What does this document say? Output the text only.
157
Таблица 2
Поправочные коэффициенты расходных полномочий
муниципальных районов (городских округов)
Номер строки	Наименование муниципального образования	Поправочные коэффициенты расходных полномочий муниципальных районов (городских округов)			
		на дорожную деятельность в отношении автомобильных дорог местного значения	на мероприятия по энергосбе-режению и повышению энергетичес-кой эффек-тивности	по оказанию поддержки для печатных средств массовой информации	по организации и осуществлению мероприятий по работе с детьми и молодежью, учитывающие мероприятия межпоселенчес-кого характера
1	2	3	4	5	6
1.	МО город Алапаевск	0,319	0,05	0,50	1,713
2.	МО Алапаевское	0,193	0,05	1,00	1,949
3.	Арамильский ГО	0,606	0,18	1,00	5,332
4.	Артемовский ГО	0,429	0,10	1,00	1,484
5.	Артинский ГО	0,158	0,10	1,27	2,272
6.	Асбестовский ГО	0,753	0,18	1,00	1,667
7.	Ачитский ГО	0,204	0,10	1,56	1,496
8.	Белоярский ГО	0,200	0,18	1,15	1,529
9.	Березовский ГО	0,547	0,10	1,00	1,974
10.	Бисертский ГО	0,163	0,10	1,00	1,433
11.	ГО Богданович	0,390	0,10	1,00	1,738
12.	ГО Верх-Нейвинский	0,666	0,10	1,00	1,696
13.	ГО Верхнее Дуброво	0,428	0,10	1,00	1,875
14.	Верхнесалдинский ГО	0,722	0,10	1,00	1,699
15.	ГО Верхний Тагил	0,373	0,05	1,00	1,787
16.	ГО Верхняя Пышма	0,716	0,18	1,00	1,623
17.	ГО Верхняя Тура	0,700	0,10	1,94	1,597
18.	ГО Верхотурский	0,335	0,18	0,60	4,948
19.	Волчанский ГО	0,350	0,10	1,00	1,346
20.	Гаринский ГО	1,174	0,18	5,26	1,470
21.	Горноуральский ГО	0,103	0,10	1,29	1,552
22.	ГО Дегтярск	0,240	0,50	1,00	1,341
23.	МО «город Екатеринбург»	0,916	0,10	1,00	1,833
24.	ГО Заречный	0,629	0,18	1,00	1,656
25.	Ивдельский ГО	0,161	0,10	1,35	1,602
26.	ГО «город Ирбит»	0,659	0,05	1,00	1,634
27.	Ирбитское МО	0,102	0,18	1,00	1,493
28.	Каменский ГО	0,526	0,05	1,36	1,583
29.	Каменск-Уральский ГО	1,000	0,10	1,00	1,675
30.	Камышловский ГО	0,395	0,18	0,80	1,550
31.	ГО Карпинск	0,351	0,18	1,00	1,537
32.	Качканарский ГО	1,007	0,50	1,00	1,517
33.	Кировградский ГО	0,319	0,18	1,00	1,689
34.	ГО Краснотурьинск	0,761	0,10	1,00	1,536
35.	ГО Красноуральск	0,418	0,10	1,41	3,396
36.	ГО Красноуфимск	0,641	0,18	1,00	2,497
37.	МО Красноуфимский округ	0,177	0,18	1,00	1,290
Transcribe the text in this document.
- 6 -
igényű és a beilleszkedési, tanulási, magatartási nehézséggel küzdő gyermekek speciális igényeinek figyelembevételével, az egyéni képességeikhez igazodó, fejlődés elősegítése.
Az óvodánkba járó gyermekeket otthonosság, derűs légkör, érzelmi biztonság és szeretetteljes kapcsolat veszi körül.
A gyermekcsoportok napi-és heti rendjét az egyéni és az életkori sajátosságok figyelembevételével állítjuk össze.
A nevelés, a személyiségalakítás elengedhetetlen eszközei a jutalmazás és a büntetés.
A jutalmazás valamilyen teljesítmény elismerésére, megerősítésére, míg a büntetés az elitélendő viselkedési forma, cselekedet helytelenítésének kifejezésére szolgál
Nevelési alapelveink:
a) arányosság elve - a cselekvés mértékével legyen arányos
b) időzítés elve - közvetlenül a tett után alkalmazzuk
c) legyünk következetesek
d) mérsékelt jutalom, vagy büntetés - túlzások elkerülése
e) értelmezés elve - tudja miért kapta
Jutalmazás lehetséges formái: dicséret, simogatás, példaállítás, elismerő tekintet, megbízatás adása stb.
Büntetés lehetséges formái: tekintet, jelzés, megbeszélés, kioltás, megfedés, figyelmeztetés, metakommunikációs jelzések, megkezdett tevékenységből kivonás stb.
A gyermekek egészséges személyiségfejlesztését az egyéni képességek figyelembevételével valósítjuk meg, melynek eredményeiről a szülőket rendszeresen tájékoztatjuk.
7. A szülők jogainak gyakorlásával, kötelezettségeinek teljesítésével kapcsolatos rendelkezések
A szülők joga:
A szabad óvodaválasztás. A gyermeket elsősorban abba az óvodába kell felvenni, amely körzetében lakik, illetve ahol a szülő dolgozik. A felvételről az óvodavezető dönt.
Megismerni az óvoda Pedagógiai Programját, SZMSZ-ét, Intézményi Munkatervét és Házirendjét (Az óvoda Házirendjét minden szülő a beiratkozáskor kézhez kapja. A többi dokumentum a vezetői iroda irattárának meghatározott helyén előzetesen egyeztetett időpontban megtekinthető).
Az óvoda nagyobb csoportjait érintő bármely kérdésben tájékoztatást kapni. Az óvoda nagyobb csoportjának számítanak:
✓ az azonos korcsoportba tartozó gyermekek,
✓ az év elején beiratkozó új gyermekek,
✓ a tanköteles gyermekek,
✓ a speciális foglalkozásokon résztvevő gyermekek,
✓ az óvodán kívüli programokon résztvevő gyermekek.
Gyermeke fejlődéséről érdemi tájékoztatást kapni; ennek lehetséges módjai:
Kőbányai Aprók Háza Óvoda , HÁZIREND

○ ○ ○ ○

AIM — Set down every record above exactly as given.

CORRECT RESULT —
What does this document say? Output the text only.
157
Таблица 2
Поправочные коэффициенты расходных полномочий
муниципальных районов (городских округов)
Номер строки	Наименование муниципального образования	Поправочные коэффициенты расходных полномочий муниципальных районов (городских округов)			
		на дорожную деятельность в отношении автомобильных дорог местного значения	на мероприятия по энергосбе-режению и повышению энергетичес-кой эффек-тивности	по оказанию поддержки для печатных средств массовой информации	по организации и осуществлению мероприятий по работе с детьми и молодежью, учитывающие мероприятия межпоселенчес-кого характера
1	2	3	4	5	6
1.	МО город Алапаевск	0,319	0,05	0,50	1,713
2.	МО Алапаевское	0,193	0,05	1,00	1,949
3.	Арамильский ГО	0,606	0,18	1,00	5,332
4.	Артемовский ГО	0,429	0,10	1,00	1,484
5.	Артинский ГО	0,158	0,10	1,27	2,272
6.	Асбестовский ГО	0,753	0,18	1,00	1,667
7.	Ачитский ГО	0,204	0,10	1,56	1,496
8.	Белоярский ГО	0,200	0,18	1,15	1,529
9.	Березовский ГО	0,547	0,10	1,00	1,974
10.	Бисертский ГО	0,163	0,10	1,00	1,433
11.	ГО Богданович	0,390	0,10	1,00	1,738
12.	ГО Верх-Нейвинский	0,666	0,10	1,00	1,696
13.	ГО Верхнее Дуброво	0,428	0,10	1,00	1,875
14.	Верхнесалдинский ГО	0,722	0,10	1,00	1,699
15.	ГО Верхний Тагил	0,373	0,05	1,00	1,787
16.	ГО Верхняя Пышма	0,716	0,18	1,00	1,623
17.	ГО Верхняя Тура	0,700	0,10	1,94	1,597
18.	ГО Верхотурский	0,335	0,18	0,60	4,948
19.	Волчанский ГО	0,350	0,10	1,00	1,346
20.	Гаринский ГО	1,174	0,18	5,26	1,470
21.	Горноуральский ГО	0,103	0,10	1,29	1,552
22.	ГО Дегтярск	0,240	0,50	1,00	1,341
23.	МО «город Екатеринбург»	0,916	0,10	1,00	1,833
24.	ГО Заречный	0,629	0,18	1,00	1,656
25.	Ивдельский ГО	0,161	0,10	1,35	1,602
26.	ГО «город Ирбит»	0,659	0,05	1,00	1,634
27.	Ирбитское МО	0,102	0,18	1,00	1,493
28.	Каменский ГО	0,526	0,05	1,36	1,583
29.	Каменск-Уральский ГО	1,000	0,10	1,00	1,675
30.	Камышловский ГО	0,395	0,18	0,80	1,550
31.	ГО Карпинск	0,351	0,18	1,00	1,537
32.	Качканарский ГО	1,007	0,50	1,00	1,517
33.	Кировградский ГО	0,319	0,18	1,00	1,689
34.	ГО Краснотурьинск	0,761	0,10	1,00	1,536
35.	ГО Красноуральск	0,418	0,10	1,41	3,396
36.	ГО Красноуфимск	0,641	0,18	1,00	2,497
37.	МО Красноуфимский округ	0,177	0,18	1,00	1,290
Transcribe the text in this document.
- 6 -
igényű és a beilleszkedési, tanulási, magatartási nehézséggel küzdő gyermekek speciális igényeinek figyelembevételével, az egyéni képességeikhez igazodó, fejlődés elősegítése.
Az óvodánkba járó gyermekeket otthonosság, derűs légkör, érzelmi biztonság és szeretetteljes kapcsolat veszi körül.
A gyermekcsoportok napi-és heti rendjét az egyéni és az életkori sajátosságok figyelembevételével állítjuk össze.
A nevelés, a személyiségalakítás elengedhetetlen eszközei a jutalmazás és a büntetés.
A jutalmazás valamilyen teljesítmény elismerésére, megerősítésére, míg a büntetés az elitélendő viselkedési forma, cselekedet helytelenítésének kifejezésére szolgál
Nevelési alapelveink:
a) arányosság elve - a cselekvés mértékével legyen arányos
b) időzítés elve - közvetlenül a tett után alkalmazzuk
c) legyünk következetesek
d) mérsékelt jutalom, vagy büntetés - túlzások elkerülése
e) értelmezés elve - tudja miért kapta
Jutalmazás lehetséges formái: dicséret, simogatás, példaállítás, elismerő tekintet, megbízatás adása stb.
Büntetés lehetséges formái: tekintet, jelzés, megbeszélés, kioltás, megfedés, figyelmeztetés, metakommunikációs jelzések, megkezdett tevékenységből kivonás stb.
A gyermekek egészséges személyiségfejlesztését az egyéni képességek figyelembevételével valósítjuk meg, melynek eredményeiről a szülőket rendszeresen tájékoztatjuk.
7. A szülők jogainak gyakorlásával, kötelezettségeinek teljesítésével kapcsolatos rendelkezések
A szülők joga:
A szabad óvodaválasztás. A gyermeket elsősorban abba az óvodába kell felvenni, amely körzetében lakik, illetve ahol a szülő dolgozik. A felvételről az óvodavezető dönt.
Megismerni az óvoda Pedagógiai Programját, SZMSZ-ét, Intézményi Munkatervét és Házirendjét (Az óvoda Házirendjét minden szülő a beiratkozáskor kézhez kapja. A többi dokumentum a vezetői iroda irattárának meghatározott helyén előzetesen egyeztetett időpontban megtekinthető).
Az óvoda nagyobb csoportjait érintő bármely kérdésben tájékoztatást kapni. Az óvoda nagyobb csoportjának számítanak:
✓ az azonos korcsoportba tartozó gyermekek,
✓ az év elején beiratkozó új gyermekek,
✓ a tanköteles gyermekek,
✓ a speciális foglalkozásokon résztvevő gyermekek,
✓ az óvodán kívüli programokon résztvevő gyermekek.
Gyermeke fejlődéséről érdemi tájékoztatást kapni; ennek lehetséges módjai:
Kőbányai Aprók Háza Óvoda , HÁZIREND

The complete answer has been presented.